> Entries shown:

§ §

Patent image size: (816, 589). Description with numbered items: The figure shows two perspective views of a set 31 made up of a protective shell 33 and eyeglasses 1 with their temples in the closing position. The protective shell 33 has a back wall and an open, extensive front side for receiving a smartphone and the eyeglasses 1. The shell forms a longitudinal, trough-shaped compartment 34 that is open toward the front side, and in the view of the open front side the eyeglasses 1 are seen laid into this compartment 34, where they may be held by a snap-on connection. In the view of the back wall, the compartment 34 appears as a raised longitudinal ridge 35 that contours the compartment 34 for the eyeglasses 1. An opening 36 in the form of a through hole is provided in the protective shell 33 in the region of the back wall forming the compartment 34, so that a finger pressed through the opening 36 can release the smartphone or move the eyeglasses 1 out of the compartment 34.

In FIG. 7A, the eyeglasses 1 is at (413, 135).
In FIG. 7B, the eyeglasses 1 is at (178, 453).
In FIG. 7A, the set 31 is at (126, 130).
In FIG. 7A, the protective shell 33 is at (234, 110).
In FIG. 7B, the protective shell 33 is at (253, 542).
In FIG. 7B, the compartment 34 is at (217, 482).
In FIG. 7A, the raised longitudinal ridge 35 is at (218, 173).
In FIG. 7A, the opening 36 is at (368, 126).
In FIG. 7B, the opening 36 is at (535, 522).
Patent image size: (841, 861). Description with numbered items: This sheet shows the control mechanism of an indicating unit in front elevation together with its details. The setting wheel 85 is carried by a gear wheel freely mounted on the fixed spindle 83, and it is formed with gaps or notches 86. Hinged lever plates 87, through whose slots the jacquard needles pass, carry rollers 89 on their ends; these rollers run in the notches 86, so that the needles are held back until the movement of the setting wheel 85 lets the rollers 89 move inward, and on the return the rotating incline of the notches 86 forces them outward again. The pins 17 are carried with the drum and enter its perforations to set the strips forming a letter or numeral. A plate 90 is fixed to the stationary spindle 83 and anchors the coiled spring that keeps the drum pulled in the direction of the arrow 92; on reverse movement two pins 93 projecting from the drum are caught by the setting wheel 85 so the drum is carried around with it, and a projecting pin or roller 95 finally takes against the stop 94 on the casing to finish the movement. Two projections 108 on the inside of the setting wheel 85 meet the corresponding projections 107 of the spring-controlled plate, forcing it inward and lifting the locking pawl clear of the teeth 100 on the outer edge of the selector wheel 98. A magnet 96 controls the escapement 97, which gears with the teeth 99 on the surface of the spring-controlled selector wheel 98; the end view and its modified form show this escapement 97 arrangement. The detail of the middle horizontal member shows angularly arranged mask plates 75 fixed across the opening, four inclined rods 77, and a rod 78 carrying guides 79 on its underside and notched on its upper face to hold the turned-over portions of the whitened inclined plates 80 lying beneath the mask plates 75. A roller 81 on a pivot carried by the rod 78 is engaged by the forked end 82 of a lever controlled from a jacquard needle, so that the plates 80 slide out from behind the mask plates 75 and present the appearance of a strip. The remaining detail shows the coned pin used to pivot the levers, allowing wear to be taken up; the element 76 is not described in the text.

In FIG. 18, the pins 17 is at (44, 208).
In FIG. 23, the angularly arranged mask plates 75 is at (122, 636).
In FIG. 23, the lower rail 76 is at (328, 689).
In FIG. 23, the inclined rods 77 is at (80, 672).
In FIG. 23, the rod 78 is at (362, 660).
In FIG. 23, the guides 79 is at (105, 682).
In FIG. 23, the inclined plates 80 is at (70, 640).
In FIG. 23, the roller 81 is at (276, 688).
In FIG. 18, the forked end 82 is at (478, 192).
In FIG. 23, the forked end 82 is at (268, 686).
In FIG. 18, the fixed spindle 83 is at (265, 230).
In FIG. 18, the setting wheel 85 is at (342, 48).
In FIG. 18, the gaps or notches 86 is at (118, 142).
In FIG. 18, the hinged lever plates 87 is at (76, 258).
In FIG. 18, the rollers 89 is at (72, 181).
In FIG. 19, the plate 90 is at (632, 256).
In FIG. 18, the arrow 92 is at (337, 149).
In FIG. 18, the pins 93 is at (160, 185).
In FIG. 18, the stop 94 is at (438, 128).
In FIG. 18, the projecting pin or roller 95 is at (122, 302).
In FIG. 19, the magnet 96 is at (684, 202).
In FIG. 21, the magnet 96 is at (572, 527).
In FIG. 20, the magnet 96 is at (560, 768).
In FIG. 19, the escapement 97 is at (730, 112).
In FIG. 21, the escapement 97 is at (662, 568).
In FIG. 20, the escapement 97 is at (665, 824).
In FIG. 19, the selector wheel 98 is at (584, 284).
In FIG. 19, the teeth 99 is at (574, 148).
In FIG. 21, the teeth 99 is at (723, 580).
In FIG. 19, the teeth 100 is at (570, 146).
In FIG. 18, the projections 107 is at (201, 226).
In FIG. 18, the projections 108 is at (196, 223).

§ §

> Your instructions: Reproduce every row above word for word, with no changes.

> Reply to the task:
Patent image size: (816, 589). Description with numbered items: The figure shows two perspective views of a set 31 made up of a protective shell 33 and eyeglasses 1 with their temples in the closing position. The protective shell 33 has a back wall and an open, extensive front side for receiving a smartphone and the eyeglasses 1. The shell forms a longitudinal, trough-shaped compartment 34 that is open toward the front side, and in the view of the open front side the eyeglasses 1 are seen laid into this compartment 34, where they may be held by a snap-on connection. In the view of the back wall, the compartment 34 appears as a raised longitudinal ridge 35 that contours the compartment 34 for the eyeglasses 1. An opening 36 in the form of a through hole is provided in the protective shell 33 in the region of the back wall forming the compartment 34, so that a finger pressed through the opening 36 can release the smartphone or move the eyeglasses 1 out of the compartment 34.

In FIG. 7A, the eyeglasses 1 is at (413, 135).
In FIG. 7B, the eyeglasses 1 is at (178, 453).
In FIG. 7A, the set 31 is at (126, 130).
In FIG. 7A, the protective shell 33 is at (234, 110).
In FIG. 7B, the protective shell 33 is at (253, 542).
In FIG. 7B, the compartment 34 is at (217, 482).
In FIG. 7A, the raised longitudinal ridge 35 is at (218, 173).
In FIG. 7A, the opening 36 is at (368, 126).
In FIG. 7B, the opening 36 is at (535, 522).
Patent image size: (841, 861). Description with numbered items: This sheet shows the control mechanism of an indicating unit in front elevation together with its details. The setting wheel 85 is carried by a gear wheel freely mounted on the fixed spindle 83, and it is formed with gaps or notches 86. Hinged lever plates 87, through whose slots the jacquard needles pass, carry rollers 89 on their ends; these rollers run in the notches 86, so that the needles are held back until the movement of the setting wheel 85 lets the rollers 89 move inward, and on the return the rotating incline of the notches 86 forces them outward again. The pins 17 are carried with the drum and enter its perforations to set the strips forming a letter or numeral. A plate 90 is fixed to the stationary spindle 83 and anchors the coiled spring that keeps the drum pulled in the direction of the arrow 92; on reverse movement two pins 93 projecting from the drum are caught by the setting wheel 85 so the drum is carried around with it, and a projecting pin or roller 95 finally takes against the stop 94 on the casing to finish the movement. Two projections 108 on the inside of the setting wheel 85 meet the corresponding projections 107 of the spring-controlled plate, forcing it inward and lifting the locking pawl clear of the teeth 100 on the outer edge of the selector wheel 98. A magnet 96 controls the escapement 97, which gears with the teeth 99 on the surface of the spring-controlled selector wheel 98; the end view and its modified form show this escapement 97 arrangement. The detail of the middle horizontal member shows angularly arranged mask plates 75 fixed across the opening, four inclined rods 77, and a rod 78 carrying guides 79 on its underside and notched on its upper face to hold the turned-over portions of the whitened inclined plates 80 lying beneath the mask plates 75. A roller 81 on a pivot carried by the rod 78 is engaged by the forked end 82 of a lever controlled from a jacquard needle, so that the plates 80 slide out from behind the mask plates 75 and present the appearance of a strip. The remaining detail shows the coned pin used to pivot the levers, allowing wear to be taken up; the element 76 is not described in the text.

In FIG. 18, the pins 17 is at (44, 208).
In FIG. 23, the angularly arranged mask plates 75 is at (122, 636).
In FIG. 23, the lower rail 76 is at (328, 689).
In FIG. 23, the inclined rods 77 is at (80, 672).
In FIG. 23, the rod 78 is at (362, 660).
In FIG. 23, the guides 79 is at (105, 682).
In FIG. 23, the inclined plates 80 is at (70, 640).
In FIG. 23, the roller 81 is at (276, 688).
In FIG. 18, the forked end 82 is at (478, 192).
In FIG. 23, the forked end 82 is at (268, 686).
In FIG. 18, the fixed spindle 83 is at (265, 230).
In FIG. 18, the setting wheel 85 is at (342, 48).
In FIG. 18, the gaps or notches 86 is at (118, 142).
In FIG. 18, the hinged lever plates 87 is at (76, 258).
In FIG. 18, the rollers 89 is at (72, 181).
In FIG. 19, the plate 90 is at (632, 256).
In FIG. 18, the arrow 92 is at (337, 149).
In FIG. 18, the pins 93 is at (160, 185).
In FIG. 18, the stop 94 is at (438, 128).
In FIG. 18, the projecting pin or roller 95 is at (122, 302).
In FIG. 19, the magnet 96 is at (684, 202).
In FIG. 21, the magnet 96 is at (572, 527).
In FIG. 20, the magnet 96 is at (560, 768).
In FIG. 19, the escapement 97 is at (730, 112).
In FIG. 21, the escapement 97 is at (662, 568).
In FIG. 20, the escapement 97 is at (665, 824).
In FIG. 19, the selector wheel 98 is at (584, 284).
In FIG. 19, the teeth 99 is at (574, 148).
In FIG. 21, the teeth 99 is at (723, 580).
In FIG. 19, the teeth 100 is at (570, 146).
In FIG. 18, the projections 107 is at (201, 226).
In FIG. 18, the projections 108 is at (196, 223).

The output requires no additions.